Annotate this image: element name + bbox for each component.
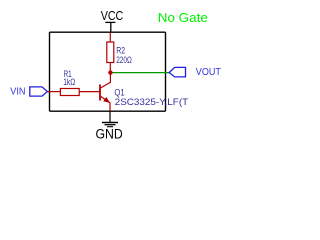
power symbol VCC [105, 22, 115, 32]
wire: collector node to VOUT (green net) [110, 72, 169, 74]
wire: left side [49, 32, 51, 111]
svg-text:1kΩ: 1kΩ [63, 77, 75, 88]
wire: right side [165, 32, 167, 111]
svg-text:No Gate: No Gate [158, 11, 208, 25]
svg-text:GND: GND [96, 126, 124, 141]
ground symbol GND [102, 111, 118, 126]
port VIN [30, 87, 48, 96]
wire: VCC rail to R2 [109, 32, 111, 42]
svg-text:VOUT: VOUT [196, 67, 221, 78]
svg-text:220Ω: 220Ω [116, 55, 132, 66]
svg-text:2SC3325-Y,LF(T: 2SC3325-Y,LF(T [115, 97, 189, 108]
node: collector junction dot [108, 70, 112, 74]
resistor R1 [60, 89, 79, 96]
wire: R2 to collector node [109, 63, 111, 73]
wire: bottom GND rail [50, 110, 166, 112]
resistor R2 [107, 42, 114, 63]
transistor Q1 (NPN) [100, 73, 110, 112]
svg-text:VIN: VIN [10, 87, 25, 98]
svg-text:VCC: VCC [101, 8, 124, 23]
wire: top VCC rail [50, 31, 166, 33]
wire: R1 to base of Q1 [79, 91, 100, 93]
wire: VIN to R1 [47, 91, 60, 93]
port VOUT [169, 67, 185, 77]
# # # #
WHAT TO PRODUCE:
Revise the entries from the line with "power symbol VCC [105, 22, 115, 32]" up to and including the line with "svg-text:VIN: VIN [10, 87, 25, 98]", replacing each "collector node" with "collector net" and keeping everything else the same. Return only those lines.

RESPONSE TO THIS EXERCISE:
power symbol VCC [105, 22, 115, 32]
wire: collector net to VOUT (green net) [110, 72, 169, 74]
wire: left side [49, 32, 51, 111]
svg-text:1kΩ: 1kΩ [63, 77, 75, 88]
wire: right side [165, 32, 167, 111]
svg-text:No Gate: No Gate [158, 11, 208, 25]
svg-text:GND: GND [96, 126, 124, 141]
ground symbol GND [102, 111, 118, 126]
port VIN [30, 87, 48, 96]
wire: VCC rail to R2 [109, 32, 111, 42]
svg-text:VOUT: VOUT [196, 67, 221, 78]
svg-text:220Ω: 220Ω [116, 55, 132, 66]
svg-text:2SC3325-Y,LF(T: 2SC3325-Y,LF(T [115, 97, 189, 108]
node: collector junction dot [108, 70, 112, 74]
resistor R1 [60, 89, 79, 96]
wire: R2 to collector net [109, 63, 111, 73]
wire: bottom GND rail [50, 110, 166, 112]
resistor R2 [107, 42, 114, 63]
transistor Q1 (NPN) [100, 73, 110, 112]
svg-text:VIN: VIN [10, 87, 25, 98]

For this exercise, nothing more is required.